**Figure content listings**
** BEGIN **

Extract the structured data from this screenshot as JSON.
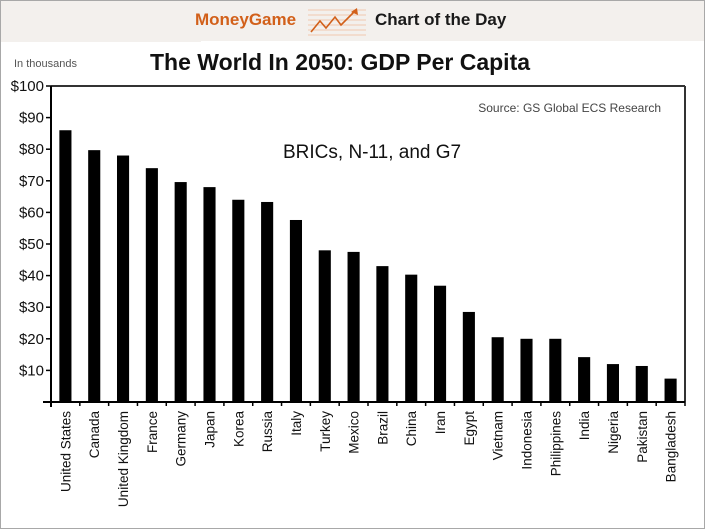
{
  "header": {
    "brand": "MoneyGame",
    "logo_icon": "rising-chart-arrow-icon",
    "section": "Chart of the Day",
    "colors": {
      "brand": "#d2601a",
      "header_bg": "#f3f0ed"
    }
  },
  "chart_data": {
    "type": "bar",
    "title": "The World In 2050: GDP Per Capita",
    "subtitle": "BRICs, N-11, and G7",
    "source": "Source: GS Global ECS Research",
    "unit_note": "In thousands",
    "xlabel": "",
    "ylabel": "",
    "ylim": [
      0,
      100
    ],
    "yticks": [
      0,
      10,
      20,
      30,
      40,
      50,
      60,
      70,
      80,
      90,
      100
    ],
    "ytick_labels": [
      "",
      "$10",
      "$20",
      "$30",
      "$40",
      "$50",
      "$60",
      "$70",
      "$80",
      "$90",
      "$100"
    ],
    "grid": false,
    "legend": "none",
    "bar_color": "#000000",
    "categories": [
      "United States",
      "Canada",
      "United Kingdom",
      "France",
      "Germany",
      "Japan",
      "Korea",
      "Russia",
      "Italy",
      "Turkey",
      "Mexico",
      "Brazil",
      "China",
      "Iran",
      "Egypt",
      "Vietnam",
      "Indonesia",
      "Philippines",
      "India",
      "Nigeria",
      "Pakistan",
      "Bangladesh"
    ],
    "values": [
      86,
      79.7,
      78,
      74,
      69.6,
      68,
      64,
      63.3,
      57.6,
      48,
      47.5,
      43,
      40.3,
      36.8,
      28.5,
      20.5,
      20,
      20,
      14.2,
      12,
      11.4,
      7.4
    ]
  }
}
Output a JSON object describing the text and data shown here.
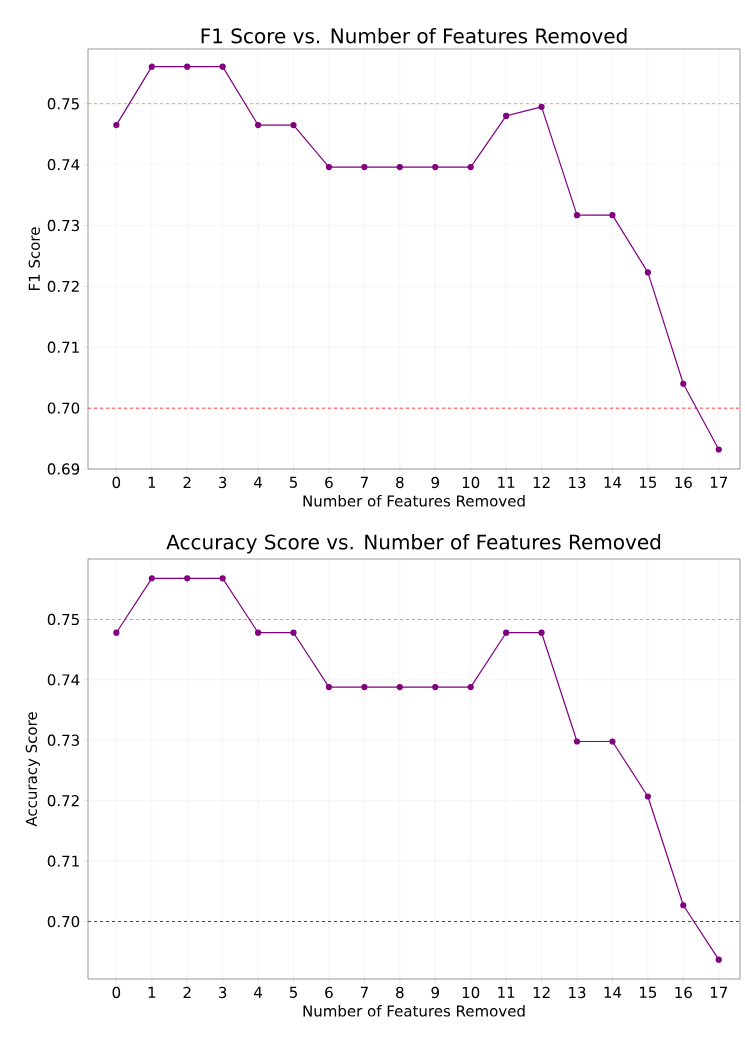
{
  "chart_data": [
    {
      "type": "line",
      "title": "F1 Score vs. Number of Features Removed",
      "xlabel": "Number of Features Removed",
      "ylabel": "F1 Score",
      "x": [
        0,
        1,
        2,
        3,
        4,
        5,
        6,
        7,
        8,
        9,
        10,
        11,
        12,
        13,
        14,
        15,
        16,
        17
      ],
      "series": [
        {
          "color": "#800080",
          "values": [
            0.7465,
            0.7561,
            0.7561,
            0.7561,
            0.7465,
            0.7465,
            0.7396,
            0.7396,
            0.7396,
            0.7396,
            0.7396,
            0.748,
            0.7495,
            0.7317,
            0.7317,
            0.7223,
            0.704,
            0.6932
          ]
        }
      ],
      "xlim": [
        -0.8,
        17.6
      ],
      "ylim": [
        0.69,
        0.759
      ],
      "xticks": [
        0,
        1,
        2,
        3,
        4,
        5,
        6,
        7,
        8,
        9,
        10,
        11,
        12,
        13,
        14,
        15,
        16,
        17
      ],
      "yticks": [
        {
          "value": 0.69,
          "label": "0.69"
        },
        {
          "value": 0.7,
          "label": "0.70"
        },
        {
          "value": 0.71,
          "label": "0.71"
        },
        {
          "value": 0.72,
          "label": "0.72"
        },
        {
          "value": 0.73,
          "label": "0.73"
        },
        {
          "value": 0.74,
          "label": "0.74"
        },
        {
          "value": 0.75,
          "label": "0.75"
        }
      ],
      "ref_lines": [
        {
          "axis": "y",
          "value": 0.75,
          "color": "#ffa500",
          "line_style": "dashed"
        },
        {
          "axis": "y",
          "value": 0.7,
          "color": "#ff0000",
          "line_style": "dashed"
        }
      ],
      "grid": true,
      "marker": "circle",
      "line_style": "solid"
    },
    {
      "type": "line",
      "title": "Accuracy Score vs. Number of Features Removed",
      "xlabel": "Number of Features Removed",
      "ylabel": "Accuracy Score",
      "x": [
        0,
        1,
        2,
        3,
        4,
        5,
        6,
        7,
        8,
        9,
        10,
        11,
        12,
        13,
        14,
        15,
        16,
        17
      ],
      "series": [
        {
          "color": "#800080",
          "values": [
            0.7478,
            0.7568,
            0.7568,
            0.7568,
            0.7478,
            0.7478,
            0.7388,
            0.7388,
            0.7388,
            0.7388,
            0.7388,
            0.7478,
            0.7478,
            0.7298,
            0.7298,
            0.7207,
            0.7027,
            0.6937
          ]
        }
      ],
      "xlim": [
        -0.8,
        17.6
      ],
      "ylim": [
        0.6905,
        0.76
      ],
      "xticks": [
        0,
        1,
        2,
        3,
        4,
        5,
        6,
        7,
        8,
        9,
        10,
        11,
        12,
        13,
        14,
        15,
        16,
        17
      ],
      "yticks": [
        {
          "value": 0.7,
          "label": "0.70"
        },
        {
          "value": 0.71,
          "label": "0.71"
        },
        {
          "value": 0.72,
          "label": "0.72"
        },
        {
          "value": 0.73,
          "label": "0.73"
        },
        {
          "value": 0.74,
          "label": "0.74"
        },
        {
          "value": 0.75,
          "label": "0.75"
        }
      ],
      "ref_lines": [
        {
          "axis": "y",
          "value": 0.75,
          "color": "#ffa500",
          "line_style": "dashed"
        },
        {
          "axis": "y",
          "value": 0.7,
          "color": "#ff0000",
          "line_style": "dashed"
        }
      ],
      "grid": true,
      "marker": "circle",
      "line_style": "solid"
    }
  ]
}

** END **

Without the pictures, repeat the listing above exactly.

**REPLY**
Extract the structured data from this screenshot as JSON.
{
  "header": {
    "brand": "MoneyGame",
    "logo_icon": "rising-chart-arrow-icon",
    "section": "Chart of the Day",
    "colors": {
      "brand": "#d2601a",
      "header_bg": "#f3f0ed"
    }
  },
  "chart_data": {
    "type": "bar",
    "title": "The World In 2050: GDP Per Capita",
    "subtitle": "BRICs, N-11, and G7",
    "source": "Source: GS Global ECS Research",
    "unit_note": "In thousands",
    "xlabel": "",
    "ylabel": "",
    "ylim": [
      0,
      100
    ],
    "yticks": [
      0,
      10,
      20,
      30,
      40,
      50,
      60,
      70,
      80,
      90,
      100
    ],
    "ytick_labels": [
      "",
      "$10",
      "$20",
      "$30",
      "$40",
      "$50",
      "$60",
      "$70",
      "$80",
      "$90",
      "$100"
    ],
    "grid": false,
    "legend": "none",
    "bar_color": "#000000",
    "categories": [
      "United States",
      "Canada",
      "United Kingdom",
      "France",
      "Germany",
      "Japan",
      "Korea",
      "Russia",
      "Italy",
      "Turkey",
      "Mexico",
      "Brazil",
      "China",
      "Iran",
      "Egypt",
      "Vietnam",
      "Indonesia",
      "Philippines",
      "India",
      "Nigeria",
      "Pakistan",
      "Bangladesh"
    ],
    "values": [
      86,
      79.7,
      78,
      74,
      69.6,
      68,
      64,
      63.3,
      57.6,
      48,
      47.5,
      43,
      40.3,
      36.8,
      28.5,
      20.5,
      20,
      20,
      14.2,
      12,
      11.4,
      7.4
    ]
  }
}
Output a JSON object describing the text and data shown here.
{
  "chart_data": [
    {
      "type": "line",
      "title": "F1 Score vs. Number of Features Removed",
      "xlabel": "Number of Features Removed",
      "ylabel": "F1 Score",
      "x": [
        0,
        1,
        2,
        3,
        4,
        5,
        6,
        7,
        8,
        9,
        10,
        11,
        12,
        13,
        14,
        15,
        16,
        17
      ],
      "series": [
        {
          "color": "#800080",
          "values": [
            0.7465,
            0.7561,
            0.7561,
            0.7561,
            0.7465,
            0.7465,
            0.7396,
            0.7396,
            0.7396,
            0.7396,
            0.7396,
            0.748,
            0.7495,
            0.7317,
            0.7317,
            0.7223,
            0.704,
            0.6932
          ]
        }
      ],
      "xlim": [
        -0.8,
        17.6
      ],
      "ylim": [
        0.69,
        0.759
      ],
      "xticks": [
        0,
        1,
        2,
        3,
        4,
        5,
        6,
        7,
        8,
        9,
        10,
        11,
        12,
        13,
        14,
        15,
        16,
        17
      ],
      "yticks": [
        {
          "value": 0.69,
          "label": "0.69"
        },
        {
          "value": 0.7,
          "label": "0.70"
        },
        {
          "value": 0.71,
          "label": "0.71"
        },
        {
          "value": 0.72,
          "label": "0.72"
        },
        {
          "value": 0.73,
          "label": "0.73"
        },
        {
          "value": 0.74,
          "label": "0.74"
        },
        {
          "value": 0.75,
          "label": "0.75"
        }
      ],
      "ref_lines": [
        {
          "axis": "y",
          "value": 0.75,
          "color": "#ffa500",
          "line_style": "dashed"
        },
        {
          "axis": "y",
          "value": 0.7,
          "color": "#ff0000",
          "line_style": "dashed"
        }
      ],
      "grid": true,
      "marker": "circle",
      "line_style": "solid"
    },
    {
      "type": "line",
      "title": "Accuracy Score vs. Number of Features Removed",
      "xlabel": "Number of Features Removed",
      "ylabel": "Accuracy Score",
      "x": [
        0,
        1,
        2,
        3,
        4,
        5,
        6,
        7,
        8,
        9,
        10,
        11,
        12,
        13,
        14,
        15,
        16,
        17
      ],
      "series": [
        {
          "color": "#800080",
          "values": [
            0.7478,
            0.7568,
            0.7568,
            0.7568,
            0.7478,
            0.7478,
            0.7388,
            0.7388,
            0.7388,
            0.7388,
            0.7388,
            0.7478,
            0.7478,
            0.7298,
            0.7298,
            0.7207,
            0.7027,
            0.6937
          ]
        }
      ],
      "xlim": [
        -0.8,
        17.6
      ],
      "ylim": [
        0.6905,
        0.76
      ],
      "xticks": [
        0,
        1,
        2,
        3,
        4,
        5,
        6,
        7,
        8,
        9,
        10,
        11,
        12,
        13,
        14,
        15,
        16,
        17
      ],
      "yticks": [
        {
          "value": 0.7,
          "label": "0.70"
        },
        {
          "value": 0.71,
          "label": "0.71"
        },
        {
          "value": 0.72,
          "label": "0.72"
        },
        {
          "value": 0.73,
          "label": "0.73"
        },
        {
          "value": 0.74,
          "label": "0.74"
        },
        {
          "value": 0.75,
          "label": "0.75"
        }
      ],
      "ref_lines": [
        {
          "axis": "y",
          "value": 0.75,
          "color": "#ffa500",
          "line_style": "dashed"
        },
        {
          "axis": "y",
          "value": 0.7,
          "color": "#ff0000",
          "line_style": "dashed"
        }
      ],
      "grid": true,
      "marker": "circle",
      "line_style": "solid"
    }
  ]
}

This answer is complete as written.